**Job**
Print the data that follows exactly.

Extracted records:
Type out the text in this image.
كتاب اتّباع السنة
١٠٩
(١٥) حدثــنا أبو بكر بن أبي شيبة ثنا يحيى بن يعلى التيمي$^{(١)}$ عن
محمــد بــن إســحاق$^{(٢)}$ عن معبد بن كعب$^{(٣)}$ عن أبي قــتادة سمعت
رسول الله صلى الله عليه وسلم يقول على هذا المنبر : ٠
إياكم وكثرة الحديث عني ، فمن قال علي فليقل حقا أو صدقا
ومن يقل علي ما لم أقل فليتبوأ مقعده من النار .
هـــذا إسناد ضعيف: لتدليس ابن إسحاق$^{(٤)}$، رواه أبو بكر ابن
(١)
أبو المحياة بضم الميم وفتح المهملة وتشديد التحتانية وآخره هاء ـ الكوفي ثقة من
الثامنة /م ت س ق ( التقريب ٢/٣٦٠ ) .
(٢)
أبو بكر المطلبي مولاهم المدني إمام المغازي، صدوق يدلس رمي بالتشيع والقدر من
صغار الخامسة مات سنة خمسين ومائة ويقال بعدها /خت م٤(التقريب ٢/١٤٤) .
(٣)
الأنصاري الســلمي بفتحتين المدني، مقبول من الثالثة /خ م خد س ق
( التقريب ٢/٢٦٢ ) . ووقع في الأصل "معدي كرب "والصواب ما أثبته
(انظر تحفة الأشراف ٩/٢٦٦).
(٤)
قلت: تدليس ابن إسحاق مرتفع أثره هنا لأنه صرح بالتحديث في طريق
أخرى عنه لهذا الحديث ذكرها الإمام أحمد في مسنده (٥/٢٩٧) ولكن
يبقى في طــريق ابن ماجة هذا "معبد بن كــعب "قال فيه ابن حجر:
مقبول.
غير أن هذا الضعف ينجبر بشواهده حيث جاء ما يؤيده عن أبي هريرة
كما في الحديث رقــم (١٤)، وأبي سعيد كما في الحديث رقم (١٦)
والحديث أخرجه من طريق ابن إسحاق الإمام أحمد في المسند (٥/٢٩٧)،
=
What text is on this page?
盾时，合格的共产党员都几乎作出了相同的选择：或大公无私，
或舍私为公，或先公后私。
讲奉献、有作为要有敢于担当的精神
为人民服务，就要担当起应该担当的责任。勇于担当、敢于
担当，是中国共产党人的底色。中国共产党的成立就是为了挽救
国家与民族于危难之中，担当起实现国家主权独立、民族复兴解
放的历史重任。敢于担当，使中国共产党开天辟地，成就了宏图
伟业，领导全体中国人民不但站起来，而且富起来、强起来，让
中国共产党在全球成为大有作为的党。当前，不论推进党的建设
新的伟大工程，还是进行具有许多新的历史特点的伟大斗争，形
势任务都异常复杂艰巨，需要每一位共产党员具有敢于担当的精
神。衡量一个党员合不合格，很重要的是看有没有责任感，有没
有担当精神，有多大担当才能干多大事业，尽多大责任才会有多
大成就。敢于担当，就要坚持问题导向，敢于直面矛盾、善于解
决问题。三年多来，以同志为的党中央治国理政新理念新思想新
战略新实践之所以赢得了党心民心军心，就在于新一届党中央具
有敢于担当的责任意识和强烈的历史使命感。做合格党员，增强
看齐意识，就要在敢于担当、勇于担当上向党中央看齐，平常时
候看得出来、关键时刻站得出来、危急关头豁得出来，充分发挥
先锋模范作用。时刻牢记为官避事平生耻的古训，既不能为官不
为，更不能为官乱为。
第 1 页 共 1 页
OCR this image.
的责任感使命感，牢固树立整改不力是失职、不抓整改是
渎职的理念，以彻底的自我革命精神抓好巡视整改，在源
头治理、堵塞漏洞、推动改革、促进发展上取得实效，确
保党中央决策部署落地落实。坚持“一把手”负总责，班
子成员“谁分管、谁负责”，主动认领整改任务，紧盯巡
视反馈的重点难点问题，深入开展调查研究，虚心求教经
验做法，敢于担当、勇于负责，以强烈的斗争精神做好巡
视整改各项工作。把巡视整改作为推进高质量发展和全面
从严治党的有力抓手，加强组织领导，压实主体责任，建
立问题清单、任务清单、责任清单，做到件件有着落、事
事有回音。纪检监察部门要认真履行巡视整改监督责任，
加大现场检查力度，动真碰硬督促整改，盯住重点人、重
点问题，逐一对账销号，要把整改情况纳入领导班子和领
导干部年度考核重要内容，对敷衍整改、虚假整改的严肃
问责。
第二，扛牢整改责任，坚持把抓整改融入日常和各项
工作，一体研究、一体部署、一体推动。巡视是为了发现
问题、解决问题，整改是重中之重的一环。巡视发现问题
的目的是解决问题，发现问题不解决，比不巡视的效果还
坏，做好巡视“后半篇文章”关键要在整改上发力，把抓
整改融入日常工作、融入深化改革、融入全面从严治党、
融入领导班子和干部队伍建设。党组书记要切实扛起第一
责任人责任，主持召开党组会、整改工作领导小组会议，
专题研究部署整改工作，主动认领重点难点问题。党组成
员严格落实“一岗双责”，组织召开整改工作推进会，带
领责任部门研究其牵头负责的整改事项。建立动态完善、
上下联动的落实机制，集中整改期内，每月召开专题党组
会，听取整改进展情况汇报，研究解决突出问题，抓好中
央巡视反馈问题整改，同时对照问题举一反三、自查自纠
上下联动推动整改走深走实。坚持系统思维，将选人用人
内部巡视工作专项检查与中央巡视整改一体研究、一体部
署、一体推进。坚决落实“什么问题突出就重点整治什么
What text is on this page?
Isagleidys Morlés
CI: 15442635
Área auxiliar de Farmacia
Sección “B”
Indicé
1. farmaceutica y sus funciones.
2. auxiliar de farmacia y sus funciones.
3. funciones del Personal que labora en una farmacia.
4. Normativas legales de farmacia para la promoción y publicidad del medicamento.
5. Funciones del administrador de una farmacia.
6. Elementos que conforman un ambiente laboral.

**Reply to the task**
Type out the text in this image.
كتاب اتّباع السنة
١٠٩
(١٥) حدثــنا أبو بكر بن أبي شيبة ثنا يحيى بن يعلى التيمي$^{(١)}$ عن
محمــد بــن إســحاق$^{(٢)}$ عن معبد بن كعب$^{(٣)}$ عن أبي قــتادة سمعت
رسول الله صلى الله عليه وسلم يقول على هذا المنبر : ٠
إياكم وكثرة الحديث عني ، فمن قال علي فليقل حقا أو صدقا
ومن يقل علي ما لم أقل فليتبوأ مقعده من النار .
هـــذا إسناد ضعيف: لتدليس ابن إسحاق$^{(٤)}$، رواه أبو بكر ابن
(١)
أبو المحياة بضم الميم وفتح المهملة وتشديد التحتانية وآخره هاء ـ الكوفي ثقة من
الثامنة /م ت س ق ( التقريب ٢/٣٦٠ ) .
(٢)
أبو بكر المطلبي مولاهم المدني إمام المغازي، صدوق يدلس رمي بالتشيع والقدر من
صغار الخامسة مات سنة خمسين ومائة ويقال بعدها /خت م٤(التقريب ٢/١٤٤) .
(٣)
الأنصاري الســلمي بفتحتين المدني، مقبول من الثالثة /خ م خد س ق
( التقريب ٢/٢٦٢ ) . ووقع في الأصل "معدي كرب "والصواب ما أثبته
(انظر تحفة الأشراف ٩/٢٦٦).
(٤)
قلت: تدليس ابن إسحاق مرتفع أثره هنا لأنه صرح بالتحديث في طريق
أخرى عنه لهذا الحديث ذكرها الإمام أحمد في مسنده (٥/٢٩٧) ولكن
يبقى في طــريق ابن ماجة هذا "معبد بن كــعب "قال فيه ابن حجر:
مقبول.
غير أن هذا الضعف ينجبر بشواهده حيث جاء ما يؤيده عن أبي هريرة
كما في الحديث رقــم (١٤)، وأبي سعيد كما في الحديث رقم (١٦)
والحديث أخرجه من طريق ابن إسحاق الإمام أحمد في المسند (٥/٢٩٧)،
=
What text is on this page?
盾时，合格的共产党员都几乎作出了相同的选择：或大公无私，
或舍私为公，或先公后私。
讲奉献、有作为要有敢于担当的精神
为人民服务，就要担当起应该担当的责任。勇于担当、敢于
担当，是中国共产党人的底色。中国共产党的成立就是为了挽救
国家与民族于危难之中，担当起实现国家主权独立、民族复兴解
放的历史重任。敢于担当，使中国共产党开天辟地，成就了宏图
伟业，领导全体中国人民不但站起来，而且富起来、强起来，让
中国共产党在全球成为大有作为的党。当前，不论推进党的建设
新的伟大工程，还是进行具有许多新的历史特点的伟大斗争，形
势任务都异常复杂艰巨，需要每一位共产党员具有敢于担当的精
神。衡量一个党员合不合格，很重要的是看有没有责任感，有没
有担当精神，有多大担当才能干多大事业，尽多大责任才会有多
大成就。敢于担当，就要坚持问题导向，敢于直面矛盾、善于解
决问题。三年多来，以同志为的党中央治国理政新理念新思想新
战略新实践之所以赢得了党心民心军心，就在于新一届党中央具
有敢于担当的责任意识和强烈的历史使命感。做合格党员，增强
看齐意识，就要在敢于担当、勇于担当上向党中央看齐，平常时
候看得出来、关键时刻站得出来、危急关头豁得出来，充分发挥
先锋模范作用。时刻牢记为官避事平生耻的古训，既不能为官不
为，更不能为官乱为。
第 1 页 共 1 页
OCR this image.
的责任感使命感，牢固树立整改不力是失职、不抓整改是
渎职的理念，以彻底的自我革命精神抓好巡视整改，在源
头治理、堵塞漏洞、推动改革、促进发展上取得实效，确
保党中央决策部署落地落实。坚持“一把手”负总责，班
子成员“谁分管、谁负责”，主动认领整改任务，紧盯巡
视反馈的重点难点问题，深入开展调查研究，虚心求教经
验做法，敢于担当、勇于负责，以强烈的斗争精神做好巡
视整改各项工作。把巡视整改作为推进高质量发展和全面
从严治党的有力抓手，加强组织领导，压实主体责任，建
立问题清单、任务清单、责任清单，做到件件有着落、事
事有回音。纪检监察部门要认真履行巡视整改监督责任，
加大现场检查力度，动真碰硬督促整改，盯住重点人、重
点问题，逐一对账销号，要把整改情况纳入领导班子和领
导干部年度考核重要内容，对敷衍整改、虚假整改的严肃
问责。
第二，扛牢整改责任，坚持把抓整改融入日常和各项
工作，一体研究、一体部署、一体推动。巡视是为了发现
问题、解决问题，整改是重中之重的一环。巡视发现问题
的目的是解决问题，发现问题不解决，比不巡视的效果还
坏，做好巡视“后半篇文章”关键要在整改上发力，把抓
整改融入日常工作、融入深化改革、融入全面从严治党、
融入领导班子和干部队伍建设。党组书记要切实扛起第一
责任人责任，主持召开党组会、整改工作领导小组会议，
专题研究部署整改工作，主动认领重点难点问题。党组成
员严格落实“一岗双责”，组织召开整改工作推进会，带
领责任部门研究其牵头负责的整改事项。建立动态完善、
上下联动的落实机制，集中整改期内，每月召开专题党组
会，听取整改进展情况汇报，研究解决突出问题，抓好中
央巡视反馈问题整改，同时对照问题举一反三、自查自纠
上下联动推动整改走深走实。坚持系统思维，将选人用人
内部巡视工作专项检查与中央巡视整改一体研究、一体部
署、一体推进。坚决落实“什么问题突出就重点整治什么
What text is on this page?
Isagleidys Morlés
CI: 15442635
Área auxiliar de Farmacia
Sección “B”
Indicé
1. farmaceutica y sus funciones.
2. auxiliar de farmacia y sus funciones.
3. funciones del Personal que labora en una farmacia.
4. Normativas legales de farmacia para la promoción y publicidad del medicamento.
5. Funciones del administrador de una farmacia.
6. Elementos que conforman un ambiente laboral.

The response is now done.